→ **Required work**
The data below needs to be returned exactly, line for line.

[Dataset rows]
* * * *

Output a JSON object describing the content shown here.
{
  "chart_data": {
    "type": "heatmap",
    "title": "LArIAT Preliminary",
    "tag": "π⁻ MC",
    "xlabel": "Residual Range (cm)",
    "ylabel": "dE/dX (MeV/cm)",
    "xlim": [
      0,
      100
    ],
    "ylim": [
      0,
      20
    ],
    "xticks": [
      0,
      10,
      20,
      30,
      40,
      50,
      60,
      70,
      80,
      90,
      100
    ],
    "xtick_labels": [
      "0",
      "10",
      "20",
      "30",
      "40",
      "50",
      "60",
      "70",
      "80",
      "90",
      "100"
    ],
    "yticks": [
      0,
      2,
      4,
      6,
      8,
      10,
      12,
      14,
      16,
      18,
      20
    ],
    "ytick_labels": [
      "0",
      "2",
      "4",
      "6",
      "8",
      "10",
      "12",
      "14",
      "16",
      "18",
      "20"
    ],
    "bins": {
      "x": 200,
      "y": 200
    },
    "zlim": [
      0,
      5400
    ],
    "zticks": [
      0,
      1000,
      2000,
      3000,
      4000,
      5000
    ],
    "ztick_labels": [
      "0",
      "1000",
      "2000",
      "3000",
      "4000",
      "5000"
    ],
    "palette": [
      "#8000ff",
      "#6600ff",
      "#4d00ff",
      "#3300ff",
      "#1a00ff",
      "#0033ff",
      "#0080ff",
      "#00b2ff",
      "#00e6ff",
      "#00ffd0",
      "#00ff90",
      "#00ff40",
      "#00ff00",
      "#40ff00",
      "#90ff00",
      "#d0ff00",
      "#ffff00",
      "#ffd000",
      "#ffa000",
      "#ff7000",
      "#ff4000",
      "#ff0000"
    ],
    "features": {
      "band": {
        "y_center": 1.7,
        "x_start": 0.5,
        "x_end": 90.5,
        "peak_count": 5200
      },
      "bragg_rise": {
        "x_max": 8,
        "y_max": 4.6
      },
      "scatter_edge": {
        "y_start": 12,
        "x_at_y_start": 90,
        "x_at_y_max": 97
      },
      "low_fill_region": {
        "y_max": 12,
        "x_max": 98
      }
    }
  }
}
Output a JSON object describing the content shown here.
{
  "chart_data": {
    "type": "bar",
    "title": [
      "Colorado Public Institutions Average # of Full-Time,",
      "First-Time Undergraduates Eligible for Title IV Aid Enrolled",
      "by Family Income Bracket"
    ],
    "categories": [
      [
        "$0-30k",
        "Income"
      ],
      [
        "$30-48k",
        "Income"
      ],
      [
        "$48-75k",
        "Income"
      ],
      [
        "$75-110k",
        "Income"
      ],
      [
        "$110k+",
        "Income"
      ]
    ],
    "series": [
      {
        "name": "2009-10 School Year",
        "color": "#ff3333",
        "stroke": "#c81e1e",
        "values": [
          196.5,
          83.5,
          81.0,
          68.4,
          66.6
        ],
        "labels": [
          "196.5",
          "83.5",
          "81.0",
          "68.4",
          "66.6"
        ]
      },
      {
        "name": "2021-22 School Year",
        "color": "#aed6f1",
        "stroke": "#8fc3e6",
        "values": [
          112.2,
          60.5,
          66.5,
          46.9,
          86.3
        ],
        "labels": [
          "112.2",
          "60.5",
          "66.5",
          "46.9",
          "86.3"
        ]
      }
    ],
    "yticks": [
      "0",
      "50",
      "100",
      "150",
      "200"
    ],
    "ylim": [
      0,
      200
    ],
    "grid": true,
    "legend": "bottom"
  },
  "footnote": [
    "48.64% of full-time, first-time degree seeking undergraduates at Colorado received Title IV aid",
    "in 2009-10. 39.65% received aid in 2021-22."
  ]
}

* * * *

→ **Task response**
Output a JSON object describing the content shown here.
{
  "chart_data": {
    "type": "heatmap",
    "title": "LArIAT Preliminary",
    "tag": "π⁻ MC",
    "xlabel": "Residual Range (cm)",
    "ylabel": "dE/dX (MeV/cm)",
    "xlim": [
      0,
      100
    ],
    "ylim": [
      0,
      20
    ],
    "xticks": [
      0,
      10,
      20,
      30,
      40,
      50,
      60,
      70,
      80,
      90,
      100
    ],
    "xtick_labels": [
      "0",
      "10",
      "20",
      "30",
      "40",
      "50",
      "60",
      "70",
      "80",
      "90",
      "100"
    ],
    "yticks": [
      0,
      2,
      4,
      6,
      8,
      10,
      12,
      14,
      16,
      18,
      20
    ],
    "ytick_labels": [
      "0",
      "2",
      "4",
      "6",
      "8",
      "10",
      "12",
      "14",
      "16",
      "18",
      "20"
    ],
    "bins": {
      "x": 200,
      "y": 200
    },
    "zlim": [
      0,
      5400
    ],
    "zticks": [
      0,
      1000,
      2000,
      3000,
      4000,
      5000
    ],
    "ztick_labels": [
      "0",
      "1000",
      "2000",
      "3000",
      "4000",
      "5000"
    ],
    "palette": [
      "#8000ff",
      "#6600ff",
      "#4d00ff",
      "#3300ff",
      "#1a00ff",
      "#0033ff",
      "#0080ff",
      "#00b2ff",
      "#00e6ff",
      "#00ffd0",
      "#00ff90",
      "#00ff40",
      "#00ff00",
      "#40ff00",
      "#90ff00",
      "#d0ff00",
      "#ffff00",
      "#ffd000",
      "#ffa000",
      "#ff7000",
      "#ff4000",
      "#ff0000"
    ],
    "features": {
      "band": {
        "y_center": 1.7,
        "x_start": 0.5,
        "x_end": 90.5,
        "peak_count": 5200
      },
      "bragg_rise": {
        "x_max": 8,
        "y_max": 4.6
      },
      "scatter_edge": {
        "y_start": 12,
        "x_at_y_start": 90,
        "x_at_y_max": 97
      },
      "low_fill_region": {
        "y_max": 12,
        "x_max": 98
      }
    }
  }
}
Output a JSON object describing the content shown here.
{
  "chart_data": {
    "type": "bar",
    "title": [
      "Colorado Public Institutions Average # of Full-Time,",
      "First-Time Undergraduates Eligible for Title IV Aid Enrolled",
      "by Family Income Bracket"
    ],
    "categories": [
      [
        "$0-30k",
        "Income"
      ],
      [
        "$30-48k",
        "Income"
      ],
      [
        "$48-75k",
        "Income"
      ],
      [
        "$75-110k",
        "Income"
      ],
      [
        "$110k+",
        "Income"
      ]
    ],
    "series": [
      {
        "name": "2009-10 School Year",
        "color": "#ff3333",
        "stroke": "#c81e1e",
        "values": [
          196.5,
          83.5,
          81.0,
          68.4,
          66.6
        ],
        "labels": [
          "196.5",
          "83.5",
          "81.0",
          "68.4",
          "66.6"
        ]
      },
      {
        "name": "2021-22 School Year",
        "color": "#aed6f1",
        "stroke": "#8fc3e6",
        "values": [
          112.2,
          60.5,
          66.5,
          46.9,
          86.3
        ],
        "labels": [
          "112.2",
          "60.5",
          "66.5",
          "46.9",
          "86.3"
        ]
      }
    ],
    "yticks": [
      "0",
      "50",
      "100",
      "150",
      "200"
    ],
    "ylim": [
      0,
      200
    ],
    "grid": true,
    "legend": "bottom"
  },
  "footnote": [
    "48.64% of full-time, first-time degree seeking undergraduates at Colorado received Title IV aid",
    "in 2009-10. 39.65% received aid in 2021-22."
  ]
}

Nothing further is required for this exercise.